• OBJECTIVE
Search the records for "news". Copy every line where it appears.

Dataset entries
§
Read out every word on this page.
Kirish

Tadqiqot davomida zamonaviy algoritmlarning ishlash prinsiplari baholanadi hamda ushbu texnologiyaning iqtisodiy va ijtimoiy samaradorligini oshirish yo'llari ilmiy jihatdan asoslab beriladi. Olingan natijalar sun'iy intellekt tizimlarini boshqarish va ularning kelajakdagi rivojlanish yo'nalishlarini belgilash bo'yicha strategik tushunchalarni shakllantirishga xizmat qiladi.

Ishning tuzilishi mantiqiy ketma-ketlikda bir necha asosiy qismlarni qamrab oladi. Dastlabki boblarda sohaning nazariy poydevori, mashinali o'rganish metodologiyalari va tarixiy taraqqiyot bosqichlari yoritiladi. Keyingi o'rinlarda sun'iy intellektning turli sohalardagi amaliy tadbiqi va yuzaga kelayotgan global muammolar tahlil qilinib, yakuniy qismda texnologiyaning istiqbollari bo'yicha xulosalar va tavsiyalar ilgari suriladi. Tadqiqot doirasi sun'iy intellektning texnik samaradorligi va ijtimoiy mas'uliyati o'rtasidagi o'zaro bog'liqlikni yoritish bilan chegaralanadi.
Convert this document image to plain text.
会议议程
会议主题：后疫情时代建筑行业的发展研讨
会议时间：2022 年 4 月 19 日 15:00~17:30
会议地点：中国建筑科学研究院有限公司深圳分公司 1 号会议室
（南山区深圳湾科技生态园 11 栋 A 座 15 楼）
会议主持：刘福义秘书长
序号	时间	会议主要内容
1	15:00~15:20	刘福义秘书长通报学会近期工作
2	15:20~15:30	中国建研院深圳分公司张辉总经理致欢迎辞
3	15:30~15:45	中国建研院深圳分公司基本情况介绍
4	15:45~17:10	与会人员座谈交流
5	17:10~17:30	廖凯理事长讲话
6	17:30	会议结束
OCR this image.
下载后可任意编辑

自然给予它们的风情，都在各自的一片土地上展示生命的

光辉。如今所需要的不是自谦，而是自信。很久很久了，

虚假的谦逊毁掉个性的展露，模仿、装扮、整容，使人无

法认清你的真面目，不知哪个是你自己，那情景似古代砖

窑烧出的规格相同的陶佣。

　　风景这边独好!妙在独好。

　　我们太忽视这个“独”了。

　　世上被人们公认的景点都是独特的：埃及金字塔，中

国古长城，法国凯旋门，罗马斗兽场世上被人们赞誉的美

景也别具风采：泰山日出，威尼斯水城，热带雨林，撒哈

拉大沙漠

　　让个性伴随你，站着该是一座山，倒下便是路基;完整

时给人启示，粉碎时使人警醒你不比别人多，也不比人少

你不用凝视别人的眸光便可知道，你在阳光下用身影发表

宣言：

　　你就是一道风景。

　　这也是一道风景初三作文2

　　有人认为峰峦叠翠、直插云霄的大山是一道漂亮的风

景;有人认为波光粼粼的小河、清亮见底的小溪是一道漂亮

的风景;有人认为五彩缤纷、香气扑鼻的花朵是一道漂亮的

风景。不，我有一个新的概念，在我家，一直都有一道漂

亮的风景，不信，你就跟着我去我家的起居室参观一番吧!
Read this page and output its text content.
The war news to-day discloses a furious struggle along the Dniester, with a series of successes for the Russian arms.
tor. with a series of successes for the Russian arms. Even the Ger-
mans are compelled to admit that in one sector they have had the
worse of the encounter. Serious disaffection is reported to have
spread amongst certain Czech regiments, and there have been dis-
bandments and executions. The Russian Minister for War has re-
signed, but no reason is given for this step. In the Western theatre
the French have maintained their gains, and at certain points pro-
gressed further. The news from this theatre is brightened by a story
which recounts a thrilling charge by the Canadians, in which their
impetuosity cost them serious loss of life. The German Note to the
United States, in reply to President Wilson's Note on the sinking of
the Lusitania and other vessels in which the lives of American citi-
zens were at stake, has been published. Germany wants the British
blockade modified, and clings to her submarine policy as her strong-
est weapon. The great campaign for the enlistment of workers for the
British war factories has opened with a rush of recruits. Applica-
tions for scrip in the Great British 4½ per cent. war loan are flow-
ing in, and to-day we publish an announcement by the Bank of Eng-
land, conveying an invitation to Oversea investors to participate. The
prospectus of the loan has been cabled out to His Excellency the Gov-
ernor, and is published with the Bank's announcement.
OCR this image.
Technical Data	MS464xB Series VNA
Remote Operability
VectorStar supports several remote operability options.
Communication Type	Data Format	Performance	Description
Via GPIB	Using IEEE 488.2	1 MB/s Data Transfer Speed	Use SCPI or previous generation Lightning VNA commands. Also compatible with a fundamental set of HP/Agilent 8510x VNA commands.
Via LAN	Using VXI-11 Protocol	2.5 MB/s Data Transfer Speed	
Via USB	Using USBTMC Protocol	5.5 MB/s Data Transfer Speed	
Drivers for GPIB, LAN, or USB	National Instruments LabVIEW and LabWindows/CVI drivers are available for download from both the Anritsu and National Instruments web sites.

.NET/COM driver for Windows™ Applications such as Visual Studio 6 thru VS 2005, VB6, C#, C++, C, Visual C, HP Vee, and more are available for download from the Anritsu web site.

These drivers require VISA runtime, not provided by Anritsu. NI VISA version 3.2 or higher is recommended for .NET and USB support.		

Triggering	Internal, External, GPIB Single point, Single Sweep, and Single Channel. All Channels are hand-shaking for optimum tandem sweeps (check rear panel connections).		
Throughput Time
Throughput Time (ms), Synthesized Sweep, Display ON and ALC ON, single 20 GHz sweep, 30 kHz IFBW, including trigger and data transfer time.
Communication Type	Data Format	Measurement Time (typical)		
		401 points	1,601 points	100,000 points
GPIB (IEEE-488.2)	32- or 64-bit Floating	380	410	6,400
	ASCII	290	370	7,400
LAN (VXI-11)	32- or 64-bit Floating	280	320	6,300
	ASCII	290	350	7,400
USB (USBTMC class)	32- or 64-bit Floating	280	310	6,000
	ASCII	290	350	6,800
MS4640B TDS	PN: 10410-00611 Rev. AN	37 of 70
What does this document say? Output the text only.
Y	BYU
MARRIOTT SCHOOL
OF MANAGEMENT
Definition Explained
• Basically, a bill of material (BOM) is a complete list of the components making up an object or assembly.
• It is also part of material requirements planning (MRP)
§
• SOLUTION TO THIS TASK
The war news to-day discloses a furious struggle along the Dniester, with a series of successes for the Russian arms.
gressed further. The news from this theatre is brightened by a story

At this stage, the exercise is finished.